[Supplied records]
========
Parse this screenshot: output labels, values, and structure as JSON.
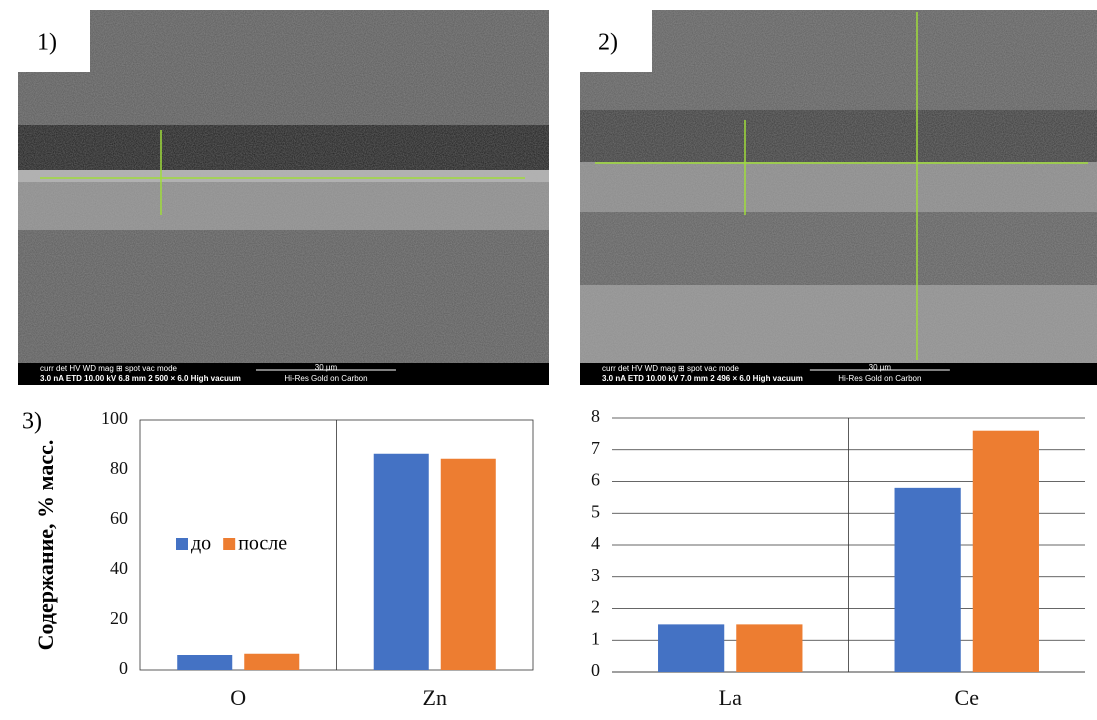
{
  "panels": {
    "labels": [
      "1)",
      "2)",
      "3)"
    ],
    "images": [
      {
        "info_head": "curr   det  HV        WD        mag  ⊞ spot  vac mode",
        "info_values": "3.0 nA  ETD  10.00 kV  6.8 mm  2 500 × 6.0   High vacuum",
        "scale": "30 µm",
        "coating": "Hi-Res Gold on Carbon"
      },
      {
        "info_head": "curr   det  HV        WD        mag  ⊞ spot  vac mode",
        "info_values": "3.0 nA  ETD  10.00 kV  7.0 mm  2 496 × 6.0   High vacuum",
        "scale": "30 µm",
        "coating": "Hi-Res Gold on Carbon"
      }
    ]
  },
  "chart_data": [
    {
      "type": "bar",
      "ylabel": "Содержание, % масс.",
      "categories": [
        "O",
        "Zn"
      ],
      "series": [
        {
          "name": "до",
          "color": "#4472c4",
          "values": [
            6,
            86.5
          ]
        },
        {
          "name": "после",
          "color": "#ed7d31",
          "values": [
            6.5,
            84.5
          ]
        }
      ],
      "ylim": [
        0,
        100
      ],
      "yticks": [
        0,
        20,
        40,
        60,
        80,
        100
      ],
      "grid": false,
      "legend": "left"
    },
    {
      "type": "bar",
      "categories": [
        "La",
        "Ce"
      ],
      "series": [
        {
          "color": "#4472c4",
          "values": [
            1.5,
            5.8
          ]
        },
        {
          "color": "#ed7d31",
          "values": [
            1.5,
            7.6
          ]
        }
      ],
      "ylim": [
        0,
        8
      ],
      "yticks": [
        0,
        1,
        2,
        3,
        4,
        5,
        6,
        7,
        8
      ],
      "grid": true
    }
  ]
}
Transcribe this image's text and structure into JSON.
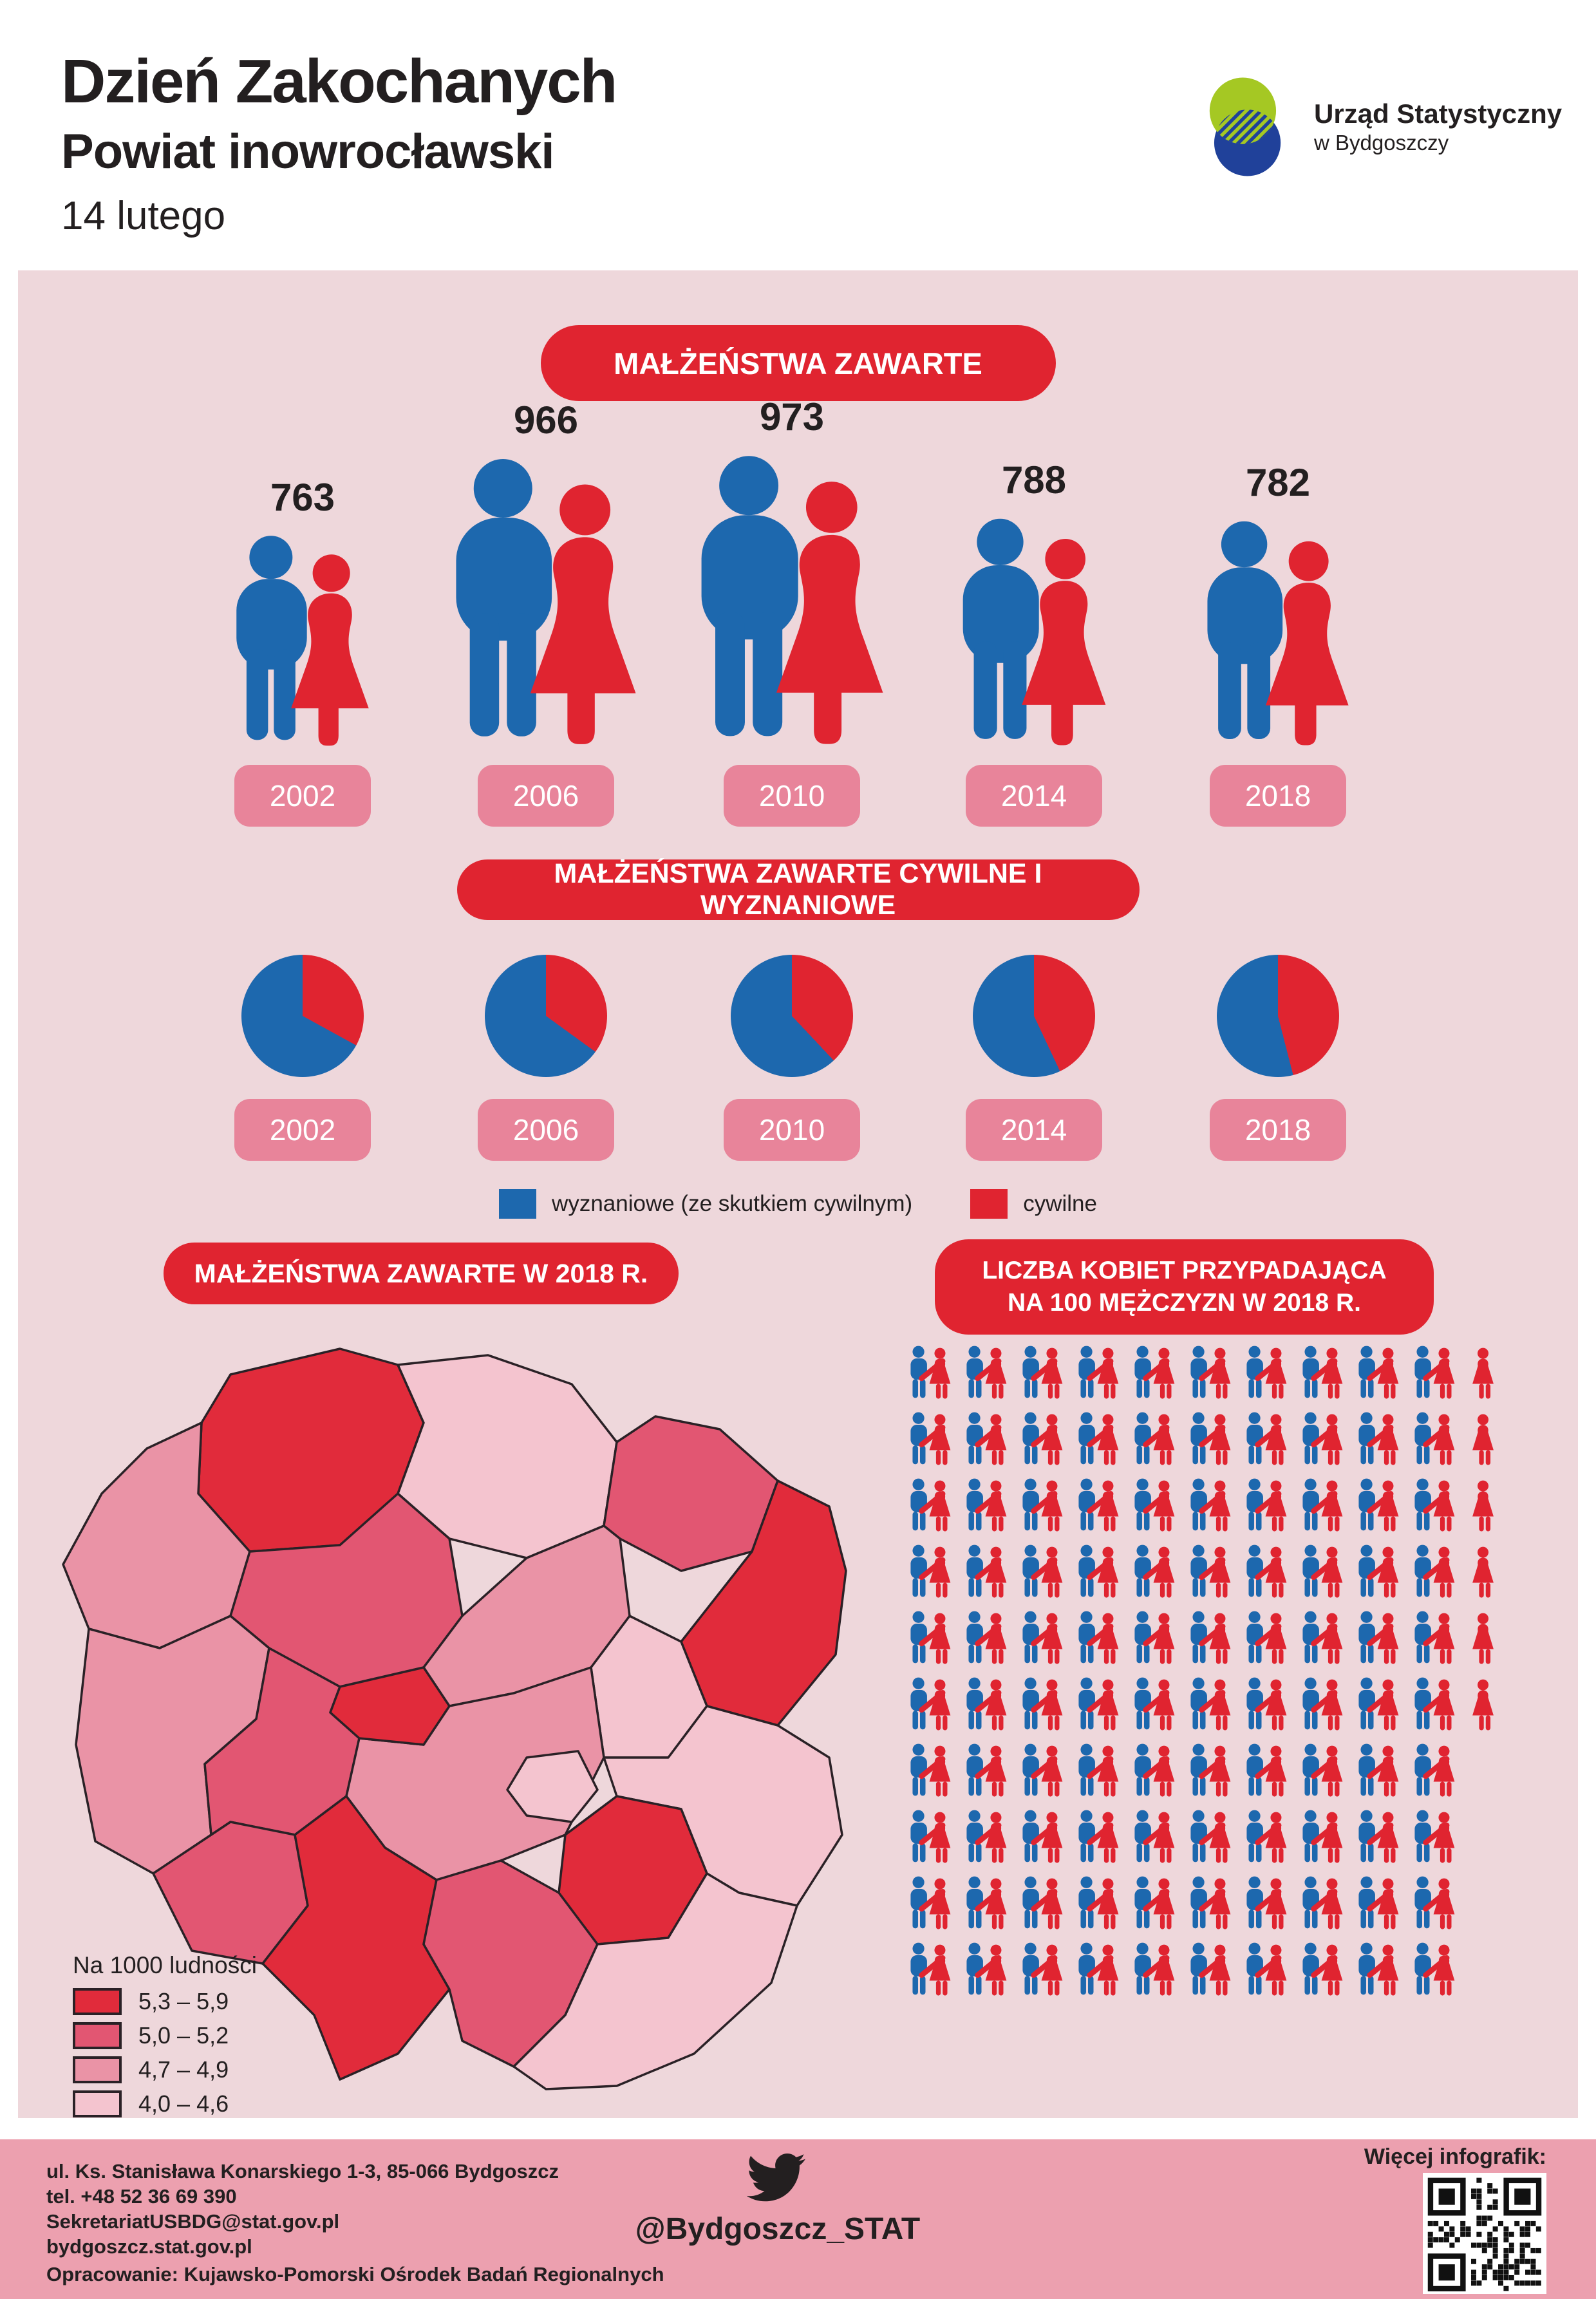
{
  "header": {
    "title": "Dzień Zakochanych",
    "subtitle": "Powiat inowrocławski",
    "date": "14 lutego"
  },
  "logo": {
    "org": "Urząd Statystyczny",
    "city": "w Bydgoszczy"
  },
  "colors": {
    "red": "#e02430",
    "blue": "#1d68ae",
    "ink": "#231f20",
    "panel": "#eed7db",
    "badge": "#e8849a",
    "footer": "#eca0af"
  },
  "sections": {
    "marriages_title": "MAŁŻEŃSTWA ZAWARTE",
    "civil_title": "MAŁŻEŃSTWA ZAWARTE CYWILNE I WYZNANIOWE",
    "map_title": "MAŁŻEŃSTWA ZAWARTE  W 2018 R.",
    "ratio_title_line1": "LICZBA KOBIET PRZYPADAJĄCA",
    "ratio_title_line2": "NA 100 MĘŻCZYZN W 2018 R."
  },
  "years": [
    "2002",
    "2006",
    "2010",
    "2014",
    "2018"
  ],
  "marriages": {
    "values": [
      763,
      966,
      973,
      788,
      782
    ]
  },
  "pie_legend": [
    {
      "label": "wyznaniowe (ze skutkiem cywilnym)",
      "color": "#1d68ae"
    },
    {
      "label": "cywilne",
      "color": "#e02430"
    }
  ],
  "map_legend": {
    "title": "Na 1000 ludności",
    "classes": [
      {
        "range": "5,3 – 5,9",
        "color": "#e12b3b"
      },
      {
        "range": "5,0 – 5,2",
        "color": "#e25672"
      },
      {
        "range": "4,7 – 4,9",
        "color": "#ea93a6"
      },
      {
        "range": "4,0 – 4,6",
        "color": "#f4c4cf"
      }
    ]
  },
  "ratio": {
    "men": 100,
    "women": 106
  },
  "footer": {
    "address": "ul. Ks. Stanisława Konarskiego 1-3, 85-066 Bydgoszcz",
    "phone": "tel. +48 52 36 69 390",
    "email": "SekretariatUSBDG@stat.gov.pl",
    "website": "bydgoszcz.stat.gov.pl",
    "credit": "Opracowanie: Kujawsko-Pomorski Ośrodek Badań Regionalnych",
    "twitter": "@Bydgoszcz_STAT",
    "more_label": "Więcej infografik:"
  },
  "chart_data": [
    {
      "type": "bar",
      "title": "MAŁŻEŃSTWA ZAWARTE",
      "categories": [
        "2002",
        "2006",
        "2010",
        "2014",
        "2018"
      ],
      "values": [
        763,
        966,
        973,
        788,
        782
      ]
    },
    {
      "type": "pie",
      "title": "MAŁŻEŃSTWA ZAWARTE CYWILNE I WYZNANIOWE",
      "categories": [
        "2002",
        "2006",
        "2010",
        "2014",
        "2018"
      ],
      "series": [
        {
          "name": "wyznaniowe (ze skutkiem cywilnym)",
          "values": [
            67,
            65,
            62,
            57,
            54
          ]
        },
        {
          "name": "cywilne",
          "values": [
            33,
            35,
            38,
            43,
            46
          ]
        }
      ],
      "unit": "%",
      "legend_position": "bottom"
    },
    {
      "type": "heatmap",
      "title": "MAŁŻEŃSTWA ZAWARTE  W 2018 R.",
      "legend_title": "Na 1000 ludności",
      "classes": [
        "5,3 – 5,9",
        "5,0 – 5,2",
        "4,7 – 4,9",
        "4,0 – 4,6"
      ]
    },
    {
      "type": "pictogram",
      "title": "LICZBA KOBIET PRZYPADAJĄCA NA 100 MĘŻCZYZN W 2018 R.",
      "men": 100,
      "women": 106
    }
  ]
}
========
[Requirements] Quote each line of the listing exactly, but leave the pictures out.

[Correct response]
Parse this screenshot: output labels, values, and structure as JSON.
{
  "panels": {
    "labels": [
      "1)",
      "2)",
      "3)"
    ],
    "images": [
      {
        "info_head": "curr   det  HV        WD        mag  ⊞ spot  vac mode",
        "info_values": "3.0 nA  ETD  10.00 kV  6.8 mm  2 500 × 6.0   High vacuum",
        "scale": "30 µm",
        "coating": "Hi-Res Gold on Carbon"
      },
      {
        "info_head": "curr   det  HV        WD        mag  ⊞ spot  vac mode",
        "info_values": "3.0 nA  ETD  10.00 kV  7.0 mm  2 496 × 6.0   High vacuum",
        "scale": "30 µm",
        "coating": "Hi-Res Gold on Carbon"
      }
    ]
  },
  "chart_data": [
    {
      "type": "bar",
      "ylabel": "Содержание, % масс.",
      "categories": [
        "O",
        "Zn"
      ],
      "series": [
        {
          "name": "до",
          "color": "#4472c4",
          "values": [
            6,
            86.5
          ]
        },
        {
          "name": "после",
          "color": "#ed7d31",
          "values": [
            6.5,
            84.5
          ]
        }
      ],
      "ylim": [
        0,
        100
      ],
      "yticks": [
        0,
        20,
        40,
        60,
        80,
        100
      ],
      "grid": false,
      "legend": "left"
    },
    {
      "type": "bar",
      "categories": [
        "La",
        "Ce"
      ],
      "series": [
        {
          "color": "#4472c4",
          "values": [
            1.5,
            5.8
          ]
        },
        {
          "color": "#ed7d31",
          "values": [
            1.5,
            7.6
          ]
        }
      ],
      "ylim": [
        0,
        8
      ],
      "yticks": [
        0,
        1,
        2,
        3,
        4,
        5,
        6,
        7,
        8
      ],
      "grid": true
    }
  ]
}
Transcribe this image's text and structure into JSON.
{
  "header": {
    "title": "Dzień Zakochanych",
    "subtitle": "Powiat inowrocławski",
    "date": "14 lutego"
  },
  "logo": {
    "org": "Urząd Statystyczny",
    "city": "w Bydgoszczy"
  },
  "colors": {
    "red": "#e02430",
    "blue": "#1d68ae",
    "ink": "#231f20",
    "panel": "#eed7db",
    "badge": "#e8849a",
    "footer": "#eca0af"
  },
  "sections": {
    "marriages_title": "MAŁŻEŃSTWA ZAWARTE",
    "civil_title": "MAŁŻEŃSTWA ZAWARTE CYWILNE I WYZNANIOWE",
    "map_title": "MAŁŻEŃSTWA ZAWARTE  W 2018 R.",
    "ratio_title_line1": "LICZBA KOBIET PRZYPADAJĄCA",
    "ratio_title_line2": "NA 100 MĘŻCZYZN W 2018 R."
  },
  "years": [
    "2002",
    "2006",
    "2010",
    "2014",
    "2018"
  ],
  "marriages": {
    "values": [
      763,
      966,
      973,
      788,
      782
    ]
  },
  "pie_legend": [
    {
      "label": "wyznaniowe (ze skutkiem cywilnym)",
      "color": "#1d68ae"
    },
    {
      "label": "cywilne",
      "color": "#e02430"
    }
  ],
  "map_legend": {
    "title": "Na 1000 ludności",
    "classes": [
      {
        "range": "5,3 – 5,9",
        "color": "#e12b3b"
      },
      {
        "range": "5,0 – 5,2",
        "color": "#e25672"
      },
      {
        "range": "4,7 – 4,9",
        "color": "#ea93a6"
      },
      {
        "range": "4,0 – 4,6",
        "color": "#f4c4cf"
      }
    ]
  },
  "ratio": {
    "men": 100,
    "women": 106
  },
  "footer": {
    "address": "ul. Ks. Stanisława Konarskiego 1-3, 85-066 Bydgoszcz",
    "phone": "tel. +48 52 36 69 390",
    "email": "SekretariatUSBDG@stat.gov.pl",
    "website": "bydgoszcz.stat.gov.pl",
    "credit": "Opracowanie: Kujawsko-Pomorski Ośrodek Badań Regionalnych",
    "twitter": "@Bydgoszcz_STAT",
    "more_label": "Więcej infografik:"
  },
  "chart_data": [
    {
      "type": "bar",
      "title": "MAŁŻEŃSTWA ZAWARTE",
      "categories": [
        "2002",
        "2006",
        "2010",
        "2014",
        "2018"
      ],
      "values": [
        763,
        966,
        973,
        788,
        782
      ]
    },
    {
      "type": "pie",
      "title": "MAŁŻEŃSTWA ZAWARTE CYWILNE I WYZNANIOWE",
      "categories": [
        "2002",
        "2006",
        "2010",
        "2014",
        "2018"
      ],
      "series": [
        {
          "name": "wyznaniowe (ze skutkiem cywilnym)",
          "values": [
            67,
            65,
            62,
            57,
            54
          ]
        },
        {
          "name": "cywilne",
          "values": [
            33,
            35,
            38,
            43,
            46
          ]
        }
      ],
      "unit": "%",
      "legend_position": "bottom"
    },
    {
      "type": "heatmap",
      "title": "MAŁŻEŃSTWA ZAWARTE  W 2018 R.",
      "legend_title": "Na 1000 ludności",
      "classes": [
        "5,3 – 5,9",
        "5,0 – 5,2",
        "4,7 – 4,9",
        "4,0 – 4,6"
      ]
    },
    {
      "type": "pictogram",
      "title": "LICZBA KOBIET PRZYPADAJĄCA NA 100 MĘŻCZYZN W 2018 R.",
      "men": 100,
      "women": 106
    }
  ]
}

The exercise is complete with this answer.